Direction: Give every entry again, unchanged, and leave its images out.

··· Provided information

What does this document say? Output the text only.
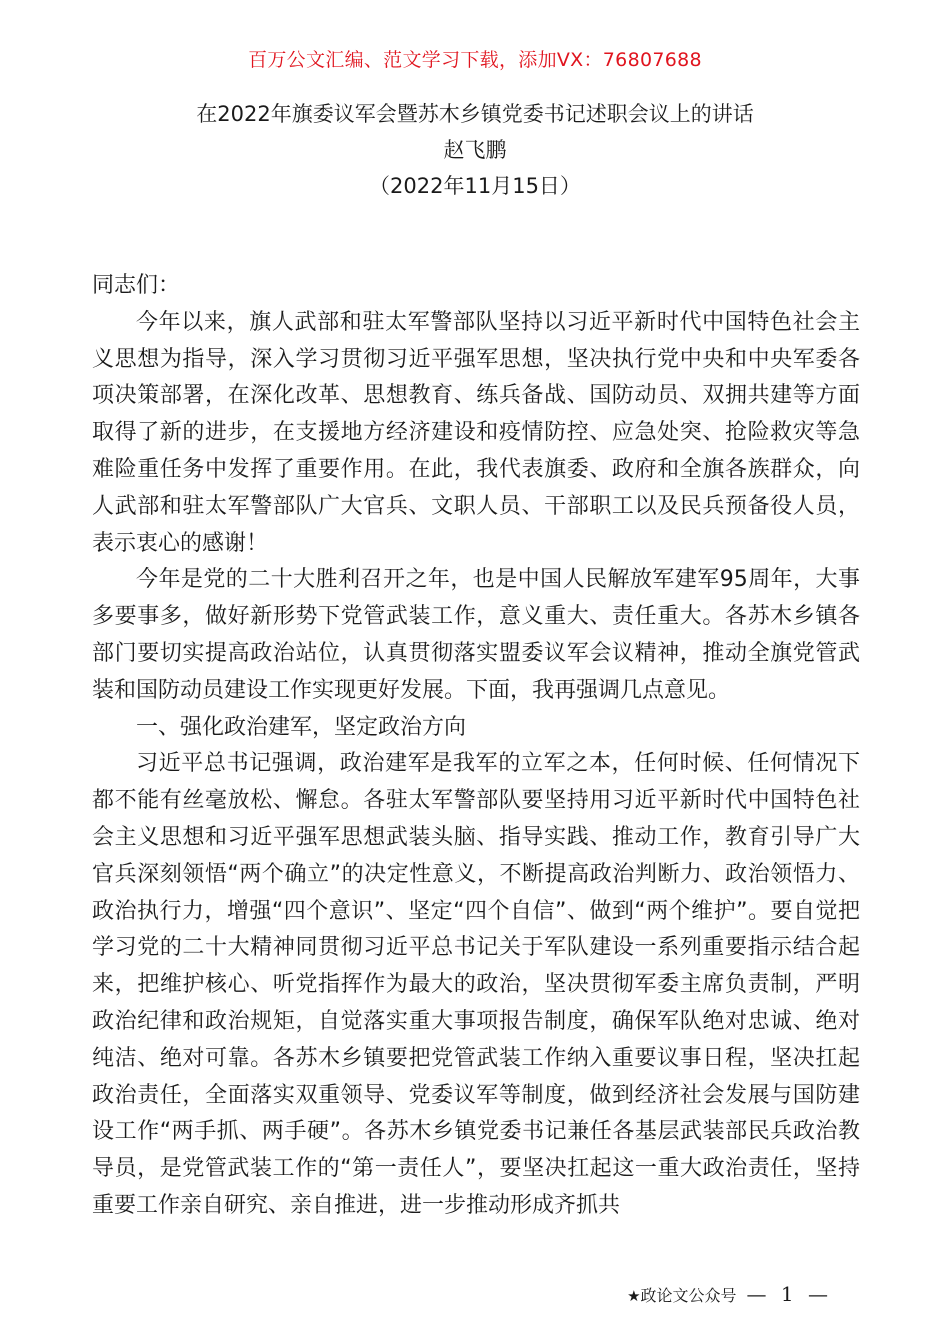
百万公文汇编、范文学习下载，添加VX：76807688
在2022年旗委议军会暨苏木乡镇党委书记述职会议上的讲话
赵飞鹏
（2022年11月15日）

同志们：

今年以来，旗人武部和驻太军警部队坚持以习近平新时代中国特色社会主义思想为指导，深入学习贯彻习近平强军思想，坚决执行党中央和中央军委各项决策部署，在深化改革、思想教育、练兵备战、国防动员、双拥共建等方面取得了新的进步，在支援地方经济建设和疫情防控、应急处突、抢险救灾等急难险重任务中发挥了重要作用。在此，我代表旗委、政府和全旗各族群众，向人武部和驻太军警部队广大官兵、文职人员、干部职工以及民兵预备役人员，表示衷心的感谢！

今年是党的二十大胜利召开之年，也是中国人民解放军建军95周年，大事多要事多，做好新形势下党管武装工作，意义重大、责任重大。各苏木乡镇各部门要切实提高政治站位，认真贯彻落实盟委议军会议精神，推动全旗党管武装和国防动员建设工作实现更好发展。下面，我再强调几点意见。

一、强化政治建军，坚定政治方向

习近平总书记强调，政治建军是我军的立军之本，任何时候、任何情况下都不能有丝毫放松、懈怠。各驻太军警部队要坚持用习近平新时代中国特色社会主义思想和习近平强军思想武装头脑、指导实践、推动工作，教育引导广大官兵深刻领悟“两个确立”的决定性意义，不断提高政治判断力、政治领悟力、政治执行力，增强“四个意识”、坚定“四个自信”、做到“两个维护”。要自觉把学习党的二十大精神同贯彻习近平总书记关于军队建设一系列重要指示结合起来，把维护核心、听党指挥作为最大的政治，坚决贯彻军委主席负责制，严明政治纪律和政治规矩，自觉落实重大事项报告制度，确保军队绝对忠诚、绝对纯洁、绝对可靠。各苏木乡镇要把党管武装工作纳入重要议事日程，坚决扛起政治责任，全面落实双重领导、党委议军等制度，做到经济社会发展与国防建设工作“两手抓、两手硬”。各苏木乡镇党委书记兼任各基层武装部民兵政治教导员，是党管武装工作的“第一责任人”，要坚决扛起这一重大政治责任，坚持重要工作亲自研究、亲自推进，进一步推动形成齐抓共

★政论文公众号 — 1 —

······

In response:
What does this document say? Output the text only.
百万公文汇编、范文学习下载，添加VX：76807688
在2022年旗委议军会暨苏木乡镇党委书记述职会议上的讲话
赵飞鹏
（2022年11月15日）

同志们：

今年以来，旗人武部和驻太军警部队坚持以习近平新时代中国特色社会主义思想为指导，深入学习贯彻习近平强军思想，坚决执行党中央和中央军委各项决策部署，在深化改革、思想教育、练兵备战、国防动员、双拥共建等方面取得了新的进步，在支援地方经济建设和疫情防控、应急处突、抢险救灾等急难险重任务中发挥了重要作用。在此，我代表旗委、政府和全旗各族群众，向人武部和驻太军警部队广大官兵、文职人员、干部职工以及民兵预备役人员，表示衷心的感谢！

今年是党的二十大胜利召开之年，也是中国人民解放军建军95周年，大事多要事多，做好新形势下党管武装工作，意义重大、责任重大。各苏木乡镇各部门要切实提高政治站位，认真贯彻落实盟委议军会议精神，推动全旗党管武装和国防动员建设工作实现更好发展。下面，我再强调几点意见。

一、强化政治建军，坚定政治方向

习近平总书记强调，政治建军是我军的立军之本，任何时候、任何情况下都不能有丝毫放松、懈怠。各驻太军警部队要坚持用习近平新时代中国特色社会主义思想和习近平强军思想武装头脑、指导实践、推动工作，教育引导广大官兵深刻领悟“两个确立”的决定性意义，不断提高政治判断力、政治领悟力、政治执行力，增强“四个意识”、坚定“四个自信”、做到“两个维护”。要自觉把学习党的二十大精神同贯彻习近平总书记关于军队建设一系列重要指示结合起来，把维护核心、听党指挥作为最大的政治，坚决贯彻军委主席负责制，严明政治纪律和政治规矩，自觉落实重大事项报告制度，确保军队绝对忠诚、绝对纯洁、绝对可靠。各苏木乡镇要把党管武装工作纳入重要议事日程，坚决扛起政治责任，全面落实双重领导、党委议军等制度，做到经济社会发展与国防建设工作“两手抓、两手硬”。各苏木乡镇党委书记兼任各基层武装部民兵政治教导员，是党管武装工作的“第一责任人”，要坚决扛起这一重大政治责任，坚持重要工作亲自研究、亲自推进，进一步推动形成齐抓共

★政论文公众号 — 1 —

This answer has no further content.